* Begin SUPPLIED DATA *

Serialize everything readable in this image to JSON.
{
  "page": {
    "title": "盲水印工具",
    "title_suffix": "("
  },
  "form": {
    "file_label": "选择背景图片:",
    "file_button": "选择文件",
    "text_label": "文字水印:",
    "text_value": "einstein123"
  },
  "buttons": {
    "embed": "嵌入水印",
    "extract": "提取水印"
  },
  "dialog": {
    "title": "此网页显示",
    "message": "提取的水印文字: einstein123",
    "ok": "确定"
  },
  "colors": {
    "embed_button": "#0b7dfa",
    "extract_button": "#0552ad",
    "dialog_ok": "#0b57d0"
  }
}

* End SUPPLIED DATA *

_WORK TO BE COMPLETED_
Reproduce all of the material above word for word.

_ANSWER_
Serialize everything readable in this image to JSON.
{
  "page": {
    "title": "盲水印工具",
    "title_suffix": "("
  },
  "form": {
    "file_label": "选择背景图片:",
    "file_button": "选择文件",
    "text_label": "文字水印:",
    "text_value": "einstein123"
  },
  "buttons": {
    "embed": "嵌入水印",
    "extract": "提取水印"
  },
  "dialog": {
    "title": "此网页显示",
    "message": "提取的水印文字: einstein123",
    "ok": "确定"
  },
  "colors": {
    "embed_button": "#0b7dfa",
    "extract_button": "#0552ad",
    "dialog_ok": "#0b57d0"
  }
}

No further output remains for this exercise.